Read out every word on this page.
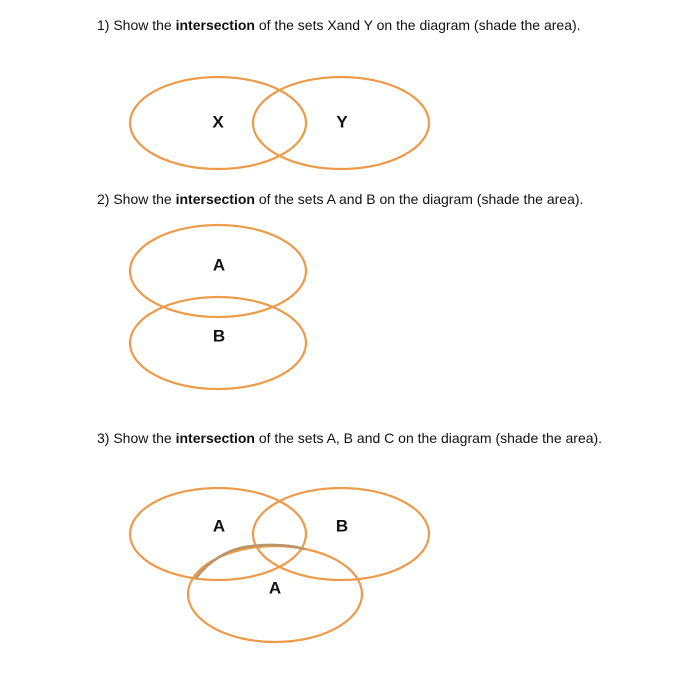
1) Show the intersection of the sets Xand Y on the diagram (shade the area).

2) Show the intersection of the sets A and B on the diagram (shade the area).

3) Show the intersection of the sets A, B and C on the diagram (shade the area).

X	Y
A
B
A	B
A
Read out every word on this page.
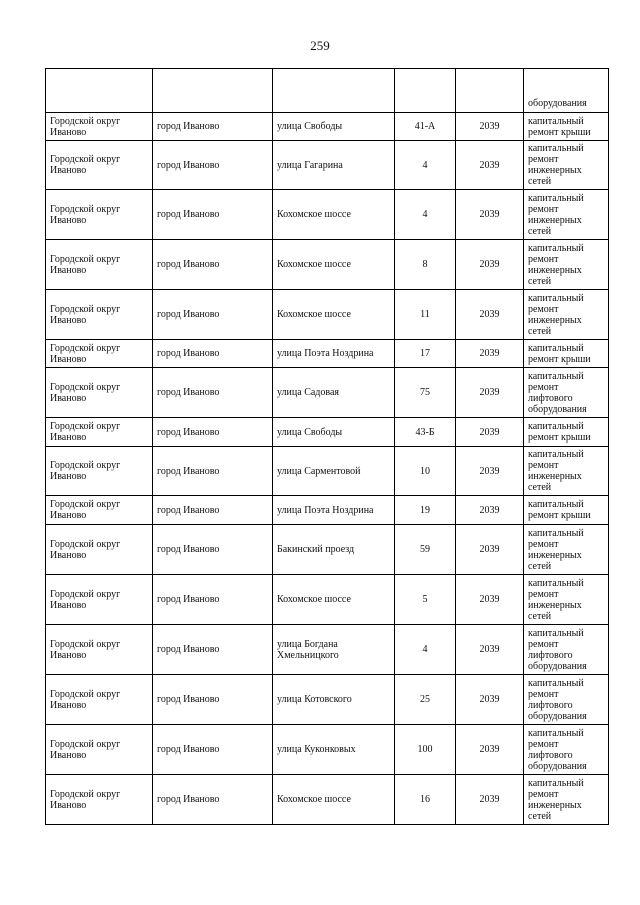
259
					оборудования
Городской округ Иваново	город Иваново	улица Свободы	41-А	2039	капитальный ремонт крыши
Городской округ Иваново	город Иваново	улица Гагарина	4	2039	капитальный ремонт инженерных сетей
Городской округ Иваново	город Иваново	Кохомское шоссе	4	2039	капитальный ремонт инженерных сетей
Городской округ Иваново	город Иваново	Кохомское шоссе	8	2039	капитальный ремонт инженерных сетей
Городской округ Иваново	город Иваново	Кохомское шоссе	11	2039	капитальный ремонт инженерных сетей
Городской округ Иваново	город Иваново	улица Поэта Ноздрина	17	2039	капитальный ремонт крыши
Городской округ Иваново	город Иваново	улица Садовая	75	2039	капитальный ремонт лифтового оборудования
Городской округ Иваново	город Иваново	улица Свободы	43-Б	2039	капитальный ремонт крыши
Городской округ Иваново	город Иваново	улица Сарментовой	10	2039	капитальный ремонт инженерных сетей
Городской округ Иваново	город Иваново	улица Поэта Ноздрина	19	2039	капитальный ремонт крыши
Городской округ Иваново	город Иваново	Бакинский проезд	59	2039	капитальный ремонт инженерных сетей
Городской округ Иваново	город Иваново	Кохомское шоссе	5	2039	капитальный ремонт инженерных сетей
Городской округ Иваново	город Иваново	улица Богдана Хмельницкого	4	2039	капитальный ремонт лифтового оборудования
Городской округ Иваново	город Иваново	улица Котовского	25	2039	капитальный ремонт лифтового оборудования
Городской округ Иваново	город Иваново	улица Куконковых	100	2039	капитальный ремонт лифтового оборудования
Городской округ Иваново	город Иваново	Кохомское шоссе	16	2039	капитальный ремонт инженерных сетей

What is required:
Go through the material above and print all of it exactly, except the pictures.

Task response:
Read out every word on this page.
1) Show the intersection of the sets Xand Y on the diagram (shade the area).

2) Show the intersection of the sets A and B on the diagram (shade the area).

3) Show the intersection of the sets A, B and C on the diagram (shade the area).

X	Y
A
B
A	B
A
Read out every word on this page.
259
					оборудования
Городской округ Иваново	город Иваново	улица Свободы	41-А	2039	капитальный ремонт крыши
Городской округ Иваново	город Иваново	улица Гагарина	4	2039	капитальный ремонт инженерных сетей
Городской округ Иваново	город Иваново	Кохомское шоссе	4	2039	капитальный ремонт инженерных сетей
Городской округ Иваново	город Иваново	Кохомское шоссе	8	2039	капитальный ремонт инженерных сетей
Городской округ Иваново	город Иваново	Кохомское шоссе	11	2039	капитальный ремонт инженерных сетей
Городской округ Иваново	город Иваново	улица Поэта Ноздрина	17	2039	капитальный ремонт крыши
Городской округ Иваново	город Иваново	улица Садовая	75	2039	капитальный ремонт лифтового оборудования
Городской округ Иваново	город Иваново	улица Свободы	43-Б	2039	капитальный ремонт крыши
Городской округ Иваново	город Иваново	улица Сарментовой	10	2039	капитальный ремонт инженерных сетей
Городской округ Иваново	город Иваново	улица Поэта Ноздрина	19	2039	капитальный ремонт крыши
Городской округ Иваново	город Иваново	Бакинский проезд	59	2039	капитальный ремонт инженерных сетей
Городской округ Иваново	город Иваново	Кохомское шоссе	5	2039	капитальный ремонт инженерных сетей
Городской округ Иваново	город Иваново	улица Богдана Хмельницкого	4	2039	капитальный ремонт лифтового оборудования
Городской округ Иваново	город Иваново	улица Котовского	25	2039	капитальный ремонт лифтового оборудования
Городской округ Иваново	город Иваново	улица Куконковых	100	2039	капитальный ремонт лифтового оборудования
Городской округ Иваново	город Иваново	Кохомское шоссе	16	2039	капитальный ремонт инженерных сетей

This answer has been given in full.